▶ **LIST OF TASKS**
1. In the text on 24×7 SASE operations, check whether each statement agrees with it: (a) architectural consolidation reduces operational complexity; (b) today's SASE environments depend on multiple ISPs; (c) the SASE platform itself is the real differentiator. Answer yes or no for each, quoting the deciding words.
2. In the text on 24×7 SASE operations, replace "DNS change" with "certificate update", starting with "When SASE infrastructure" and going on through "not just maintenance.".
3. Carry on the text about 24×7 SASE operations from the point where it stops.

▶ **DOCUMENT EXCERPT**
· · · ·

When SASE infrastructure connects production sites, cloud environments, remote engineers, IoT devices, and SaaS applications across continents, 24×7 operations become business-critical. In this environment, a firewall rule is not just a configuration. A routing decision is not just a technical adjustment. A DNS change is not just maintenance.

It is business continuity. The real differentiator is not the SASE platform itself. It is how that platform is operated.

What 24×7 Operations Mean in a SASE Environment

Secure Access Service Edge consolidates networking and security into one architecture – SD-WAN, firewall, SWG, CASB, ZTNA, backbone connectivity, threat detection.

Architectural consolidation reduces fragmentation. Operational complexity, however, increases. Because today’s SASE environments are:

  • Distributed across 180+ countries
  • Dependent on multiple ISPs
  • Interconnected with SaaS and IaaS providers
  • Subject to continuous security policy updates
  • Under constant regulatory and threat pressure

24×7 SASE operations mean:

  • Continuous monitoring of connectivity and security events
  • Real-time response to ISP outages and backbone anomalies
  • Immediate triage of performance degradation
  • Careful validation of firewall and routing changes
  • Secure rollout of Zero Trust policies
  • Coordinated lifecycle and change management

It is not simply monitoring dashboards. It is protecting the operational backbone of the enterprise.

· · · ·

(Rows from a dataset)
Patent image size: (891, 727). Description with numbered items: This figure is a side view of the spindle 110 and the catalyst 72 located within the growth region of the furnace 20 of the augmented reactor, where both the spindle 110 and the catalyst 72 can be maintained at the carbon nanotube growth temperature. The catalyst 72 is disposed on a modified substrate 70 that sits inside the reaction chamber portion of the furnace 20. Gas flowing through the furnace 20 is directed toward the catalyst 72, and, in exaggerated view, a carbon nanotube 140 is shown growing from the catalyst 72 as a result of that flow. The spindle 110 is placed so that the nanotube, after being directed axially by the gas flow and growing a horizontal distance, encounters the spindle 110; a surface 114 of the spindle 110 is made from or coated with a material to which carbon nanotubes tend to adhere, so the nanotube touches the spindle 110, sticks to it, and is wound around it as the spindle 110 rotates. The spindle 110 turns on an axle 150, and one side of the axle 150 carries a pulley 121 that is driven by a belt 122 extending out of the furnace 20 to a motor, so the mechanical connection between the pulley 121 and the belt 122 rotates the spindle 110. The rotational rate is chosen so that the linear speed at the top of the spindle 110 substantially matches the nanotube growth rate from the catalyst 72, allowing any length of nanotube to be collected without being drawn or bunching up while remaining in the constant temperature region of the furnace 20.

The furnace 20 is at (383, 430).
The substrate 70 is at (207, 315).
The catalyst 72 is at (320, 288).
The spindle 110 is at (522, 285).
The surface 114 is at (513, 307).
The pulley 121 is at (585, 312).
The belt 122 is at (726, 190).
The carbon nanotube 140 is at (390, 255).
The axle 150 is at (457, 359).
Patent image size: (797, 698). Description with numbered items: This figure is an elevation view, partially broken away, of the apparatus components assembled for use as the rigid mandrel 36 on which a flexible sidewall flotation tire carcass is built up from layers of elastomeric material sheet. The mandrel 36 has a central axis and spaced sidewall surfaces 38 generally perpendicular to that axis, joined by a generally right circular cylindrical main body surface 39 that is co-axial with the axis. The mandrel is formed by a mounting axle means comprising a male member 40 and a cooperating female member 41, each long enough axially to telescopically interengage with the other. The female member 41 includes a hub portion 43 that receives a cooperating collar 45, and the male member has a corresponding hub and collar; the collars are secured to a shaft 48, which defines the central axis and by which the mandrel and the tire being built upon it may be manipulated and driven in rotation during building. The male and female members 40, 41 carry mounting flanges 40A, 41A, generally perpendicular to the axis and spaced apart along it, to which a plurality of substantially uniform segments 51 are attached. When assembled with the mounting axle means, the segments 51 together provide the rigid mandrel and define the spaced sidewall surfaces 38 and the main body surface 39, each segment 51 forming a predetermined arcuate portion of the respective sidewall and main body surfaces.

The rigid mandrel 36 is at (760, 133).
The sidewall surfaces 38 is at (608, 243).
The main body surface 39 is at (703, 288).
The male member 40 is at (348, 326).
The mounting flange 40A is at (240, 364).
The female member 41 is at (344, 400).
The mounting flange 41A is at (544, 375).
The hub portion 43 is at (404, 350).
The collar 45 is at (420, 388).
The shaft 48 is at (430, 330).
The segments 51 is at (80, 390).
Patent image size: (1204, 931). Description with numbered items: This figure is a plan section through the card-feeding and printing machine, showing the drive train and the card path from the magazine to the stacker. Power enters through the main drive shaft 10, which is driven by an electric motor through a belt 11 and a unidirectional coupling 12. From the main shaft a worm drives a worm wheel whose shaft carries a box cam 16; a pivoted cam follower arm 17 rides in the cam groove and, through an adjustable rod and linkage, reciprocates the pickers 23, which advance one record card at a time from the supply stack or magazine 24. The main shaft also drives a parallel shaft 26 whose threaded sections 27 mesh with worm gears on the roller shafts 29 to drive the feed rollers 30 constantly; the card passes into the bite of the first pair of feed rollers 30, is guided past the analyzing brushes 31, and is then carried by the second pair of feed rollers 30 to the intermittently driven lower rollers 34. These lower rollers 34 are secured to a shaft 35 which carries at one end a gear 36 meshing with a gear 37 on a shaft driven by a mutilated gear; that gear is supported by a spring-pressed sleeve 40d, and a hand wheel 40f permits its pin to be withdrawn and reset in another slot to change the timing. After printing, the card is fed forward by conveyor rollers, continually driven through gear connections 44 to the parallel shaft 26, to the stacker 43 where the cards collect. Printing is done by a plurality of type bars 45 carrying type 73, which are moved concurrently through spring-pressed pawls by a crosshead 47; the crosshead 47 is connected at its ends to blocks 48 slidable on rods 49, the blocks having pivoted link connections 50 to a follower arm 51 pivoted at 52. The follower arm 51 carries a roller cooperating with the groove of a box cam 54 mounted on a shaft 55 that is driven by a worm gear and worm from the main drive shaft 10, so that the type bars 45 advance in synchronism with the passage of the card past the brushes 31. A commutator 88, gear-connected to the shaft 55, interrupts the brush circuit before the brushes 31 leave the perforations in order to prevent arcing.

· · · ·

▶ **ANSWERS GIVEN**
1.
(a) No: "Operational complexity, however, increases."
(b) Yes: "Dependent on multiple ISPs"
(c) No: "The real differentiator is not the SASE platform itself."

2.
When SASE infrastructure connects production sites, cloud environments, remote engineers, IoT devices, and SaaS applications across continents, 24×7 operations become business-critical. In this environment, a firewall rule is not just a configuration. A routing decision is not just a technical adjustment. A certificate update is not just maintenance.

3.
Why Global Organizations Need True 24×7 IT Infrastructure Support

Imagine a production site in North America that suddenly loses primary ISP connectivity. Traffic must fail over automatically. Local contacts must be informed. The ISP must be escalated. Service quality must be verified once restored.

Now imagine that at the same time, a remote engineering team in Asia reports access problems to a cloud-based application due to a newly activated security policy.

These events do not wait for office hours. They overlap across time zones. They span both network and security domains. And they often require coordinated action across routing, firewall, ZTNA, and backbone layers.

With increasing cloud adoption, stricter compliance requirements, and more frequent infrastructure changes, operational stability has become more fragile. Recent global outages have demonstrated that even minor configuration adjustments can cascade across systems.

In many enterprises, internal IT teams are already stretched thin. The result: response times lengthen, risk accumulates. The question becomes less about technology selection – and more about operational execution.

The Open Systems Service Triad – How Co-Managed 24×7 SASE Operations Actually Work

True 24×7 SASE operations require more than a helpdesk. They require structured collaboration between customer control and expert execution. This is where the integrated Service Triad by Open Systems comes into play.

Rather than forcing customers into a single service model, it creates three interconnected layers that can be used depending on urgency, complexity, and strategic impact.

1. The Customer Portal – Where Visibility Meets Direct Control

Consider a CIO reviewing global ISP line utilization after noticing rising connectivity costs.

Instead of requesting a report and waiting days, they access real-time and historical utilization data directly. They filter by region, export bandwidth trends, and identify underutilized circuits in specific markets.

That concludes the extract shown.